YOUR GOAL >>
Omit all images, then return the remaining material exactly as it stands.

SOURCE MATERIAL start

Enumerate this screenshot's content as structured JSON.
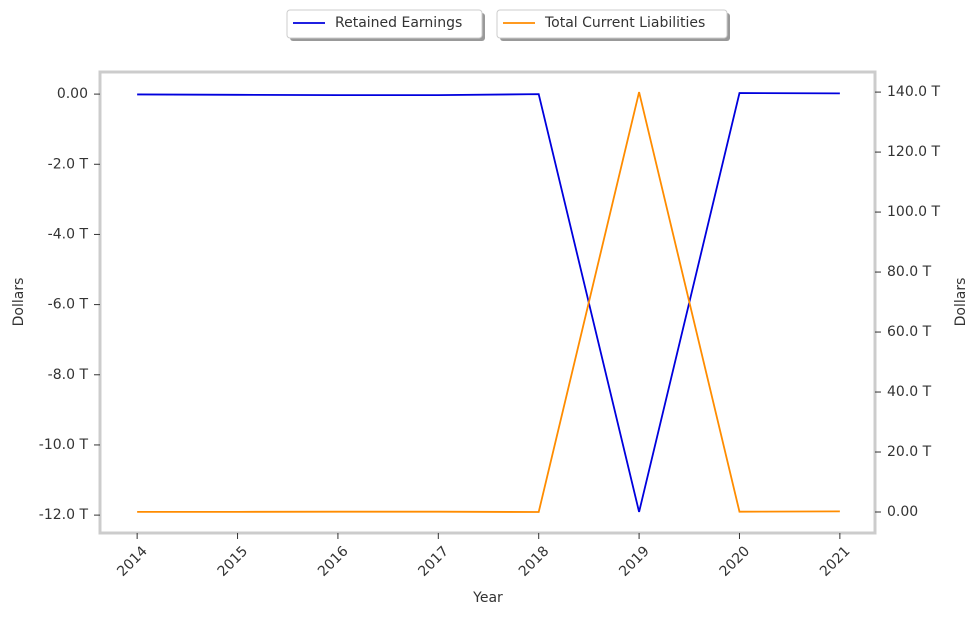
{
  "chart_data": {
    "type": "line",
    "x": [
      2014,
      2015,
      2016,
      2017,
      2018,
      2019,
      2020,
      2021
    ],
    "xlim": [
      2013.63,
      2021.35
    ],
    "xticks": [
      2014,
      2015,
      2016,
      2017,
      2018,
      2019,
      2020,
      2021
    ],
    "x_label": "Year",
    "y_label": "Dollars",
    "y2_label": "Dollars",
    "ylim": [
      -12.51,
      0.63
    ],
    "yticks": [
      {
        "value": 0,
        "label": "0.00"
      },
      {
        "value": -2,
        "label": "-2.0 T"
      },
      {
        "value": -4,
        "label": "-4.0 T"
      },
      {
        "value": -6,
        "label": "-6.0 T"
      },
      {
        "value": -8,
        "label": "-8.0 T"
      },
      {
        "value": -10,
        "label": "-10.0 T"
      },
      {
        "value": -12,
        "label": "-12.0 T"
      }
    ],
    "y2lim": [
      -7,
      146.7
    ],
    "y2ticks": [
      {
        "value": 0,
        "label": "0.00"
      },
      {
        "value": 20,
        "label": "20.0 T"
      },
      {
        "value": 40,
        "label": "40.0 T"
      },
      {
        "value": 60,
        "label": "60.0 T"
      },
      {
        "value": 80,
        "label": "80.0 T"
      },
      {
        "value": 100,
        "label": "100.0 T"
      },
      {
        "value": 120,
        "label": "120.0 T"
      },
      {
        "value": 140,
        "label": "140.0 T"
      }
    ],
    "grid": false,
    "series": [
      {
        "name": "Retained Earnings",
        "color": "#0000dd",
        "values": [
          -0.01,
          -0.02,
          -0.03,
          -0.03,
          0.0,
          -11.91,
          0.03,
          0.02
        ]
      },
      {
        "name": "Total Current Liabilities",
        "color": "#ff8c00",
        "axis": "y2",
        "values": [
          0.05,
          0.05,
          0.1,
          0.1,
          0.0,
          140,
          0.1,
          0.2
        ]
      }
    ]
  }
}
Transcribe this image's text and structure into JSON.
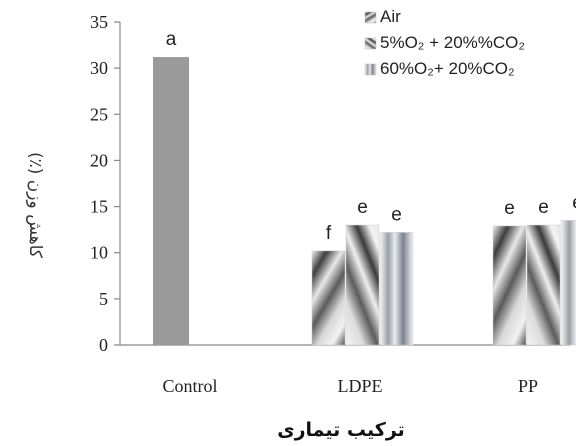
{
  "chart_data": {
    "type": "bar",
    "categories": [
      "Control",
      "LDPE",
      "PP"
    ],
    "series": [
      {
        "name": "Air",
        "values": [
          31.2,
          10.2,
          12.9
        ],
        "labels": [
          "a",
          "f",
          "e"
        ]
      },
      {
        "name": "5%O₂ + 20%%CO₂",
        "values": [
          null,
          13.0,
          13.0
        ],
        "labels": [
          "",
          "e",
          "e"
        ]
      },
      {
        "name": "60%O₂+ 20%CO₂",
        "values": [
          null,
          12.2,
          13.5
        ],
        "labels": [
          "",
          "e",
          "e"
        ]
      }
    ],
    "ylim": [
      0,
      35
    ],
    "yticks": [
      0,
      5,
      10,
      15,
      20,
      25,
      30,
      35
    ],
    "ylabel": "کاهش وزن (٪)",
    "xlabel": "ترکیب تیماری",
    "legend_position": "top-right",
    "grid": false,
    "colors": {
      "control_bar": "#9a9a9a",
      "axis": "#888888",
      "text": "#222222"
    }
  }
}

SOURCE MATERIAL end

THE RESULT >>
Enumerate this screenshot's content as structured JSON.
{
  "chart_data": {
    "type": "line",
    "x": [
      2014,
      2015,
      2016,
      2017,
      2018,
      2019,
      2020,
      2021
    ],
    "xlim": [
      2013.63,
      2021.35
    ],
    "xticks": [
      2014,
      2015,
      2016,
      2017,
      2018,
      2019,
      2020,
      2021
    ],
    "x_label": "Year",
    "y_label": "Dollars",
    "y2_label": "Dollars",
    "ylim": [
      -12.51,
      0.63
    ],
    "yticks": [
      {
        "value": 0,
        "label": "0.00"
      },
      {
        "value": -2,
        "label": "-2.0 T"
      },
      {
        "value": -4,
        "label": "-4.0 T"
      },
      {
        "value": -6,
        "label": "-6.0 T"
      },
      {
        "value": -8,
        "label": "-8.0 T"
      },
      {
        "value": -10,
        "label": "-10.0 T"
      },
      {
        "value": -12,
        "label": "-12.0 T"
      }
    ],
    "y2lim": [
      -7,
      146.7
    ],
    "y2ticks": [
      {
        "value": 0,
        "label": "0.00"
      },
      {
        "value": 20,
        "label": "20.0 T"
      },
      {
        "value": 40,
        "label": "40.0 T"
      },
      {
        "value": 60,
        "label": "60.0 T"
      },
      {
        "value": 80,
        "label": "80.0 T"
      },
      {
        "value": 100,
        "label": "100.0 T"
      },
      {
        "value": 120,
        "label": "120.0 T"
      },
      {
        "value": 140,
        "label": "140.0 T"
      }
    ],
    "grid": false,
    "series": [
      {
        "name": "Retained Earnings",
        "color": "#0000dd",
        "values": [
          -0.01,
          -0.02,
          -0.03,
          -0.03,
          0.0,
          -11.91,
          0.03,
          0.02
        ]
      },
      {
        "name": "Total Current Liabilities",
        "color": "#ff8c00",
        "axis": "y2",
        "values": [
          0.05,
          0.05,
          0.1,
          0.1,
          0.0,
          140,
          0.1,
          0.2
        ]
      }
    ]
  }
}
Transcribe this image's text and structure into JSON.
{
  "chart_data": {
    "type": "bar",
    "categories": [
      "Control",
      "LDPE",
      "PP"
    ],
    "series": [
      {
        "name": "Air",
        "values": [
          31.2,
          10.2,
          12.9
        ],
        "labels": [
          "a",
          "f",
          "e"
        ]
      },
      {
        "name": "5%O₂ + 20%%CO₂",
        "values": [
          null,
          13.0,
          13.0
        ],
        "labels": [
          "",
          "e",
          "e"
        ]
      },
      {
        "name": "60%O₂+ 20%CO₂",
        "values": [
          null,
          12.2,
          13.5
        ],
        "labels": [
          "",
          "e",
          "e"
        ]
      }
    ],
    "ylim": [
      0,
      35
    ],
    "yticks": [
      0,
      5,
      10,
      15,
      20,
      25,
      30,
      35
    ],
    "ylabel": "کاهش وزن (٪)",
    "xlabel": "ترکیب تیماری",
    "legend_position": "top-right",
    "grid": false,
    "colors": {
      "control_bar": "#9a9a9a",
      "axis": "#888888",
      "text": "#222222"
    }
  }
}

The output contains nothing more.